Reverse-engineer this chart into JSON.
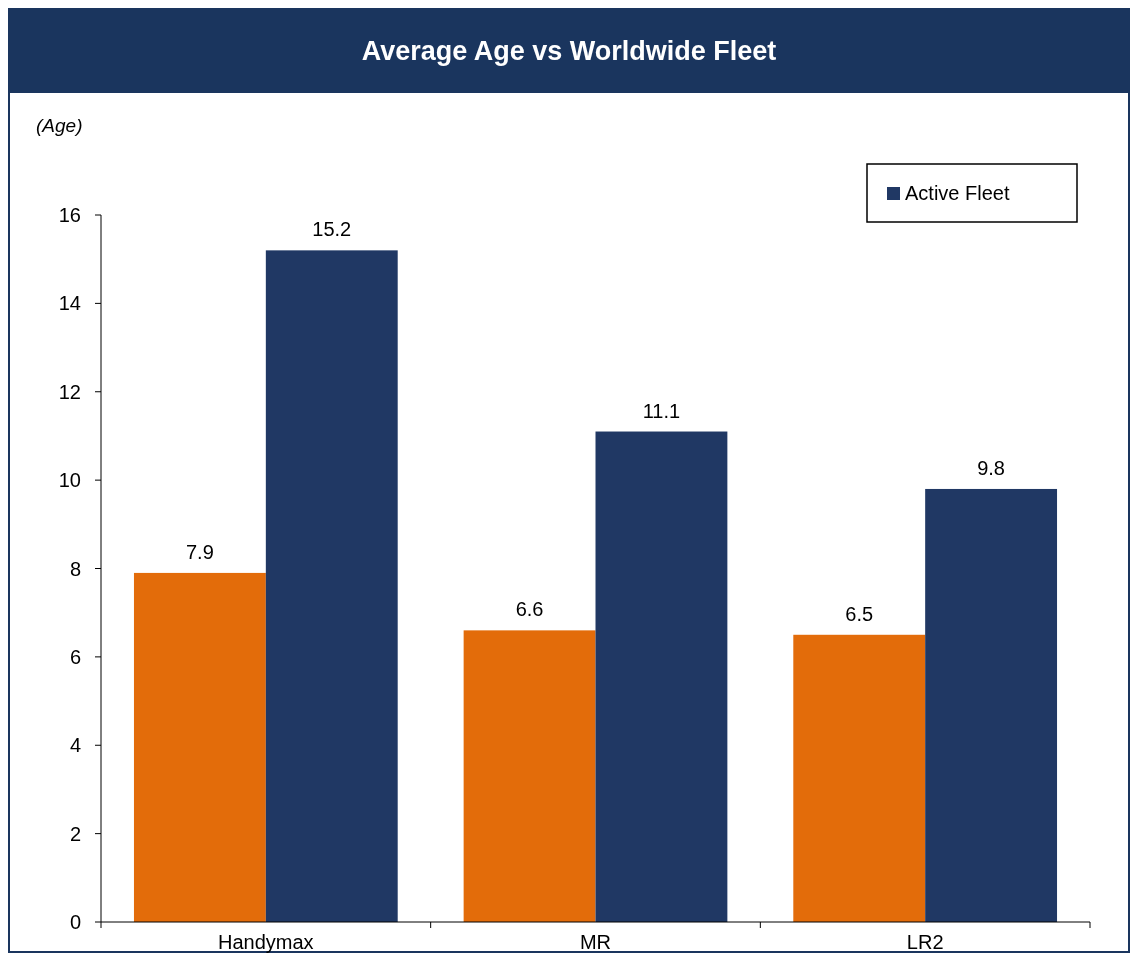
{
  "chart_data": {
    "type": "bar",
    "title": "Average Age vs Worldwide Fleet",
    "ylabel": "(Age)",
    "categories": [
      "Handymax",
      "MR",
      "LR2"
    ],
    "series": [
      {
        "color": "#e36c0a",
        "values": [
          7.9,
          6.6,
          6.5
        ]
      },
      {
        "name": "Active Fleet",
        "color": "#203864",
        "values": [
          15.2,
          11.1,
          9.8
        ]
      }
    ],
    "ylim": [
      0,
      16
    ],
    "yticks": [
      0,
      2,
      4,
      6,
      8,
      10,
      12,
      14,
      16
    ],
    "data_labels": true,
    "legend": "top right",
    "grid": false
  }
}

──────────

**PROBLEM DESCRIPTION:** Reproduce every line of the material precisely, omitting its pictures.

**EXERCISE ANSWER:**
Reverse-engineer this chart into JSON.
{
  "chart_data": {
    "type": "bar",
    "title": "Average Age vs Worldwide Fleet",
    "ylabel": "(Age)",
    "categories": [
      "Handymax",
      "MR",
      "LR2"
    ],
    "series": [
      {
        "color": "#e36c0a",
        "values": [
          7.9,
          6.6,
          6.5
        ]
      },
      {
        "name": "Active Fleet",
        "color": "#203864",
        "values": [
          15.2,
          11.1,
          9.8
        ]
      }
    ],
    "ylim": [
      0,
      16
    ],
    "yticks": [
      0,
      2,
      4,
      6,
      8,
      10,
      12,
      14,
      16
    ],
    "data_labels": true,
    "legend": "top right",
    "grid": false
  }
}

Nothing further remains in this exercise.